● **What is needed**: Identify the lines that contain the word "output", then copy them.

──────────

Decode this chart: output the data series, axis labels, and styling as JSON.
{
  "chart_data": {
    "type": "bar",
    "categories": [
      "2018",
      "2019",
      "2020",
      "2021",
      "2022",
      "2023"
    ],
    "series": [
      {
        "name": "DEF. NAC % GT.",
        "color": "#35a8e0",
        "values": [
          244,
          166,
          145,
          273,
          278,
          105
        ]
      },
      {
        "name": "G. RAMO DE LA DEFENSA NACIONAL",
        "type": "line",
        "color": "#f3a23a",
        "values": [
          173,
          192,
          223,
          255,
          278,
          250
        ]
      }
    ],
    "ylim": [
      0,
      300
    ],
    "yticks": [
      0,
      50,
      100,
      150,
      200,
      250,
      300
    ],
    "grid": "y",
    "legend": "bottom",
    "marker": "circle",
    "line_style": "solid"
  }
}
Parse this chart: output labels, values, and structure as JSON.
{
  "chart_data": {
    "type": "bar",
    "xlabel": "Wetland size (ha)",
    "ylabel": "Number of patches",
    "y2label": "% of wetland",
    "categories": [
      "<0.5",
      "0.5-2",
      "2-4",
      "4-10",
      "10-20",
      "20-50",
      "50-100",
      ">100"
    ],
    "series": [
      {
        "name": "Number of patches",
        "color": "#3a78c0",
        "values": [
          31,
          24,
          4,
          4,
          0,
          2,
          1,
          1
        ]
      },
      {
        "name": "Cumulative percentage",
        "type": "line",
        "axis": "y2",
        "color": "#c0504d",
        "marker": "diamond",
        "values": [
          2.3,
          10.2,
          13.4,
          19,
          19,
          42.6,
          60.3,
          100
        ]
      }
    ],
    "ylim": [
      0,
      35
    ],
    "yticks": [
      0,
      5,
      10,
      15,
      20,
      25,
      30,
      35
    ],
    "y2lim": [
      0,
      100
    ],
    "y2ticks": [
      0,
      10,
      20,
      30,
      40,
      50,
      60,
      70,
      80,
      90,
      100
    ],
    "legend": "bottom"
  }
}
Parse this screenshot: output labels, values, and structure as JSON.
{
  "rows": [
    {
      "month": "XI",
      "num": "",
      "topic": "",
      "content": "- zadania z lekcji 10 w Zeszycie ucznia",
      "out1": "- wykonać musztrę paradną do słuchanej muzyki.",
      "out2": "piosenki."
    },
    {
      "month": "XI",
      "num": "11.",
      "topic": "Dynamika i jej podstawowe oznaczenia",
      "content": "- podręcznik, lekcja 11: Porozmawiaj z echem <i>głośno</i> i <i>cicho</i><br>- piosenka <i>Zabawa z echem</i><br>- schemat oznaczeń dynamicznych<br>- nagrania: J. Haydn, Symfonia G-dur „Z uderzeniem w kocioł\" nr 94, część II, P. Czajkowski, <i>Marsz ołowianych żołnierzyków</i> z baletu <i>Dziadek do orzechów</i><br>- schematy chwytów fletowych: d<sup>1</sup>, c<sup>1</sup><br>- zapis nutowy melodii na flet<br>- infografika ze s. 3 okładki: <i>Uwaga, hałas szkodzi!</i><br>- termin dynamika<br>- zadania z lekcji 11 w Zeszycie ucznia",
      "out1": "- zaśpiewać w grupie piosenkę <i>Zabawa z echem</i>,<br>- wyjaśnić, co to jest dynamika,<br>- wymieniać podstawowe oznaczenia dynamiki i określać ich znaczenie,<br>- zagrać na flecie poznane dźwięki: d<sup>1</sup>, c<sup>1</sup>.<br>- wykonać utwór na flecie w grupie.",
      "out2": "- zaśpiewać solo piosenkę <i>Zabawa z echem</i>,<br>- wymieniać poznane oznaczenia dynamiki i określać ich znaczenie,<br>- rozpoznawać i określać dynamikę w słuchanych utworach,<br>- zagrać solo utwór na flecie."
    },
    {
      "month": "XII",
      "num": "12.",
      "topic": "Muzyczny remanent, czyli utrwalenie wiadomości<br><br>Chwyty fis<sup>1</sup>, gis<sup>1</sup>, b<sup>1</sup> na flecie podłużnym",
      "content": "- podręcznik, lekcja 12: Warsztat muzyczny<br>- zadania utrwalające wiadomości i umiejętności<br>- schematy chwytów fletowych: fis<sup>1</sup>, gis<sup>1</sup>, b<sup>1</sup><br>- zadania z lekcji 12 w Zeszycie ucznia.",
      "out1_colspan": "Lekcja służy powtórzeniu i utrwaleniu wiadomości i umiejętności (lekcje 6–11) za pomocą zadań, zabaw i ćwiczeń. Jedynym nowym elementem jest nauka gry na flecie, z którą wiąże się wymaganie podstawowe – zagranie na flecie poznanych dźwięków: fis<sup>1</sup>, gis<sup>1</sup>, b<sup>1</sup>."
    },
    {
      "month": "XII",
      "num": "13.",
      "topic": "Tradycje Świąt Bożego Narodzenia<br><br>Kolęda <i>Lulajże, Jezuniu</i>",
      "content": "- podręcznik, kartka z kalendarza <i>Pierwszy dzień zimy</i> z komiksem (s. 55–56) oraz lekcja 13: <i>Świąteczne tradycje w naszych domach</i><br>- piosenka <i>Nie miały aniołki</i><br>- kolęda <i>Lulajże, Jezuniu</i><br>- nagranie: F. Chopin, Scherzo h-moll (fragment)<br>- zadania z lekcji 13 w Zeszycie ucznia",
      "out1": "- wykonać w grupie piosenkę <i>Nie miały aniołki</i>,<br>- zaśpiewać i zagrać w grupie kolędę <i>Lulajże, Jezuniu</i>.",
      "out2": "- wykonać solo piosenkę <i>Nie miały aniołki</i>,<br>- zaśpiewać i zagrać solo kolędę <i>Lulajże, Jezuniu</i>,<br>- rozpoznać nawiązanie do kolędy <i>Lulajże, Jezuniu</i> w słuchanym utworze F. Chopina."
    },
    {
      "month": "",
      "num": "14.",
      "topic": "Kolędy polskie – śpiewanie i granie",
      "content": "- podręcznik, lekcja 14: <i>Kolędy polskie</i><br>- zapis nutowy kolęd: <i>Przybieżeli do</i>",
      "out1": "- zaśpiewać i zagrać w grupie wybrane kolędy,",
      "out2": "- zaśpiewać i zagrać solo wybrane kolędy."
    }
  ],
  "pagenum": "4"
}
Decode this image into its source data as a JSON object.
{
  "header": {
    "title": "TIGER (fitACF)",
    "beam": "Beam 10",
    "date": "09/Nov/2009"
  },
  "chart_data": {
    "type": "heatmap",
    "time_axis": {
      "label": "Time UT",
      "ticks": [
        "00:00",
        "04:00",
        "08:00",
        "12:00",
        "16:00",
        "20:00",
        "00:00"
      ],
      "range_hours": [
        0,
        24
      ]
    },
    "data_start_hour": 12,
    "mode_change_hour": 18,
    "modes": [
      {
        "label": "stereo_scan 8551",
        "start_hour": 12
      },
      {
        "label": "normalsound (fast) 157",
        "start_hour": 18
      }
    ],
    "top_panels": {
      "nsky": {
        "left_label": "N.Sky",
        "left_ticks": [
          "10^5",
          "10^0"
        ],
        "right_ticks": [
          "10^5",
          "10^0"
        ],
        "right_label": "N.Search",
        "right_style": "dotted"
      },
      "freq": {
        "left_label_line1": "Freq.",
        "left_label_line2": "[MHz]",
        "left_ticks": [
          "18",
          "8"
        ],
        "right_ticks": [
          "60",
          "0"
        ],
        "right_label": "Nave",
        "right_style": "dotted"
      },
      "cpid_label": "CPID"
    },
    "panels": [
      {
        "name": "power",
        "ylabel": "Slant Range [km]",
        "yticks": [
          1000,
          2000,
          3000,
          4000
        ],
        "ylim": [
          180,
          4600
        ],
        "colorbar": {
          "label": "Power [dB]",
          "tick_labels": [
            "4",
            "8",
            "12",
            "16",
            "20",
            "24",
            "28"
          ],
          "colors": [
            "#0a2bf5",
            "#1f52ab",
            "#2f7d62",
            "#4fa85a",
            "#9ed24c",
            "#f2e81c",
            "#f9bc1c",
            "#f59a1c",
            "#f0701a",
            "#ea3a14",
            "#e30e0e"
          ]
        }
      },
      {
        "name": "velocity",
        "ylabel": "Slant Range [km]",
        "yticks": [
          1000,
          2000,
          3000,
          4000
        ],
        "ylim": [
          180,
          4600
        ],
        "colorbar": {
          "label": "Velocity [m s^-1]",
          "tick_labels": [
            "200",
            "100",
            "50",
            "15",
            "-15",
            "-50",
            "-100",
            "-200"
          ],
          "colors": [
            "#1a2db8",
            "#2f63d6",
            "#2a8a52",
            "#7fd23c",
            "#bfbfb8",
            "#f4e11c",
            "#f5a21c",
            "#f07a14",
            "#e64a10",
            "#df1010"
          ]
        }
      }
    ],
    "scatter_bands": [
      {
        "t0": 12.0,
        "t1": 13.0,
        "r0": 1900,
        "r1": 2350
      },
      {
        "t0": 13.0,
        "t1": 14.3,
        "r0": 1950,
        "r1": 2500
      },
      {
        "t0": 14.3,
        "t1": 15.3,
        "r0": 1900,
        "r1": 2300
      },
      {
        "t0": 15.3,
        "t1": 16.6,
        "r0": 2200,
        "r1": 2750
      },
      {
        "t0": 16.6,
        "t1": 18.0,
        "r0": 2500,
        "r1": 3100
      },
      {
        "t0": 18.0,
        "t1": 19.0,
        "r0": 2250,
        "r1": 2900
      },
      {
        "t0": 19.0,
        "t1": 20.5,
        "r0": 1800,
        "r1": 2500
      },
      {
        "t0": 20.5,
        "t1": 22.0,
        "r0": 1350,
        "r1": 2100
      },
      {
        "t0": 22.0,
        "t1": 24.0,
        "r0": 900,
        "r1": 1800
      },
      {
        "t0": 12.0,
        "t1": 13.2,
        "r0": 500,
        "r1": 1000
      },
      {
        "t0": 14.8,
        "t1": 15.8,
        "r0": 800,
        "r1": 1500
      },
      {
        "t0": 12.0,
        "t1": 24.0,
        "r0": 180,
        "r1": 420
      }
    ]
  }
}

──────────

● **Answer to the exercise**:
Decode this chart: output the data series, axis labels, and styling as JSON.
Parse this chart: output labels, values, and structure as JSON.
Parse this screenshot: output labels, values, and structure as JSON.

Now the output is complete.